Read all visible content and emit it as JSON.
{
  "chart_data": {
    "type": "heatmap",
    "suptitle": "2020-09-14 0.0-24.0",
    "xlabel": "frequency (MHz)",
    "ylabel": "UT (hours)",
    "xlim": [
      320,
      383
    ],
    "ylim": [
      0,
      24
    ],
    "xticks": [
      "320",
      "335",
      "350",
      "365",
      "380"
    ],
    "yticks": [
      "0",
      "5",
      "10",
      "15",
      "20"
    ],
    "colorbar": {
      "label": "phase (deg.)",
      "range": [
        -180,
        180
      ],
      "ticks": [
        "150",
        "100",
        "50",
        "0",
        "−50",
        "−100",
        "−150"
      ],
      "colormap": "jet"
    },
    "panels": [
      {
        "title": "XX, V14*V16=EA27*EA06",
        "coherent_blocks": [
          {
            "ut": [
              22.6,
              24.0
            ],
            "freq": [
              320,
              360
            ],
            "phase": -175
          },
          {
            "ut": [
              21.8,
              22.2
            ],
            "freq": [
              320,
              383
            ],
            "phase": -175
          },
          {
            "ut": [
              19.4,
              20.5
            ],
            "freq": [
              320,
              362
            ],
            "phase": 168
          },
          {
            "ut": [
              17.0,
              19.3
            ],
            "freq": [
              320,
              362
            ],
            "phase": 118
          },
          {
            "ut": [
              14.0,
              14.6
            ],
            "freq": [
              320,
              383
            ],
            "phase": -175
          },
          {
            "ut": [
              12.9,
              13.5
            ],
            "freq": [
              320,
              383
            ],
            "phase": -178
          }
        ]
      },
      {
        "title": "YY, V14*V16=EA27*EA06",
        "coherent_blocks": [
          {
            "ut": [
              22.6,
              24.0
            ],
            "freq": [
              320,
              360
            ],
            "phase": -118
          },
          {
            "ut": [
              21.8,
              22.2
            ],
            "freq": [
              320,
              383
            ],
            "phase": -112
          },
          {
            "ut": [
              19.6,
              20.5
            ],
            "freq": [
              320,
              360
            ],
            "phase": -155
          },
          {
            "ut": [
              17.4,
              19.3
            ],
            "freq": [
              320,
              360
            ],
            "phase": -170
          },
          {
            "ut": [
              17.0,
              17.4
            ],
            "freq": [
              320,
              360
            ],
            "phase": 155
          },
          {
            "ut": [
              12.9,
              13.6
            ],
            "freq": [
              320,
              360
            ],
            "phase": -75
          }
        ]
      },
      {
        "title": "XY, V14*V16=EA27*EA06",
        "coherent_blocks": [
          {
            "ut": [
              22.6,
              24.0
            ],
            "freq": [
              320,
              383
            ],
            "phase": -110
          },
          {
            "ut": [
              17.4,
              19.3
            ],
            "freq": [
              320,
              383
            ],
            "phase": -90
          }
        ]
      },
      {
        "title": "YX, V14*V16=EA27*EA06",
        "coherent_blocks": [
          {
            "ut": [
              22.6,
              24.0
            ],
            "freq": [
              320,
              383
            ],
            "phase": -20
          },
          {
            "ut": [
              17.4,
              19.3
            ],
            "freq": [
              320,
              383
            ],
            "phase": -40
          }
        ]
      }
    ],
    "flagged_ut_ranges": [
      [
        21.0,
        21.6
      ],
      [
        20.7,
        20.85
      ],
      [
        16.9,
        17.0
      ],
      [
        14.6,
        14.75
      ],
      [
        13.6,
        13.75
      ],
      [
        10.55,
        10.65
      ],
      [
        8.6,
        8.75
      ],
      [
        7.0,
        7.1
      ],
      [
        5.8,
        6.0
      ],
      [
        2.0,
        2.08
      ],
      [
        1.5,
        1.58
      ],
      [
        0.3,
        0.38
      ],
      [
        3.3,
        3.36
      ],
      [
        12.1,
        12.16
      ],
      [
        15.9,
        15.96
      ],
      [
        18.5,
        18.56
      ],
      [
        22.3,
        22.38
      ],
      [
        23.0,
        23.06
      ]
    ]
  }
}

□ □ □ □

• **Exercise directions**
Extract each line from the listing above, please, and repeat it exactly.

• **Reply to the task**
Read all visible content and emit it as JSON.
{
  "chart_data": {
    "type": "heatmap",
    "suptitle": "2020-09-14 0.0-24.0",
    "xlabel": "frequency (MHz)",
    "ylabel": "UT (hours)",
    "xlim": [
      320,
      383
    ],
    "ylim": [
      0,
      24
    ],
    "xticks": [
      "320",
      "335",
      "350",
      "365",
      "380"
    ],
    "yticks": [
      "0",
      "5",
      "10",
      "15",
      "20"
    ],
    "colorbar": {
      "label": "phase (deg.)",
      "range": [
        -180,
        180
      ],
      "ticks": [
        "150",
        "100",
        "50",
        "0",
        "−50",
        "−100",
        "−150"
      ],
      "colormap": "jet"
    },
    "panels": [
      {
        "title": "XX, V14*V16=EA27*EA06",
        "coherent_blocks": [
          {
            "ut": [
              22.6,
              24.0
            ],
            "freq": [
              320,
              360
            ],
            "phase": -175
          },
          {
            "ut": [
              21.8,
              22.2
            ],
            "freq": [
              320,
              383
            ],
            "phase": -175
          },
          {
            "ut": [
              19.4,
              20.5
            ],
            "freq": [
              320,
              362
            ],
            "phase": 168
          },
          {
            "ut": [
              17.0,
              19.3
            ],
            "freq": [
              320,
              362
            ],
            "phase": 118
          },
          {
            "ut": [
              14.0,
              14.6
            ],
            "freq": [
              320,
              383
            ],
            "phase": -175
          },
          {
            "ut": [
              12.9,
              13.5
            ],
            "freq": [
              320,
              383
            ],
            "phase": -178
          }
        ]
      },
      {
        "title": "YY, V14*V16=EA27*EA06",
        "coherent_blocks": [
          {
            "ut": [
              22.6,
              24.0
            ],
            "freq": [
              320,
              360
            ],
            "phase": -118
          },
          {
            "ut": [
              21.8,
              22.2
            ],
            "freq": [
              320,
              383
            ],
            "phase": -112
          },
          {
            "ut": [
              19.6,
              20.5
            ],
            "freq": [
              320,
              360
            ],
            "phase": -155
          },
          {
            "ut": [
              17.4,
              19.3
            ],
            "freq": [
              320,
              360
            ],
            "phase": -170
          },
          {
            "ut": [
              17.0,
              17.4
            ],
            "freq": [
              320,
              360
            ],
            "phase": 155
          },
          {
            "ut": [
              12.9,
              13.6
            ],
            "freq": [
              320,
              360
            ],
            "phase": -75
          }
        ]
      },
      {
        "title": "XY, V14*V16=EA27*EA06",
        "coherent_blocks": [
          {
            "ut": [
              22.6,
              24.0
            ],
            "freq": [
              320,
              383
            ],
            "phase": -110
          },
          {
            "ut": [
              17.4,
              19.3
            ],
            "freq": [
              320,
              383
            ],
            "phase": -90
          }
        ]
      },
      {
        "title": "YX, V14*V16=EA27*EA06",
        "coherent_blocks": [
          {
            "ut": [
              22.6,
              24.0
            ],
            "freq": [
              320,
              383
            ],
            "phase": -20
          },
          {
            "ut": [
              17.4,
              19.3
            ],
            "freq": [
              320,
              383
            ],
            "phase": -40
          }
        ]
      }
    ],
    "flagged_ut_ranges": [
      [
        21.0,
        21.6
      ],
      [
        20.7,
        20.85
      ],
      [
        16.9,
        17.0
      ],
      [
        14.6,
        14.75
      ],
      [
        13.6,
        13.75
      ],
      [
        10.55,
        10.65
      ],
      [
        8.6,
        8.75
      ],
      [
        7.0,
        7.1
      ],
      [
        5.8,
        6.0
      ],
      [
        2.0,
        2.08
      ],
      [
        1.5,
        1.58
      ],
      [
        0.3,
        0.38
      ],
      [
        3.3,
        3.36
      ],
      [
        12.1,
        12.16
      ],
      [
        15.9,
        15.96
      ],
      [
        18.5,
        18.56
      ],
      [
        22.3,
        22.38
      ],
      [
        23.0,
        23.06
      ]
    ]
  }
}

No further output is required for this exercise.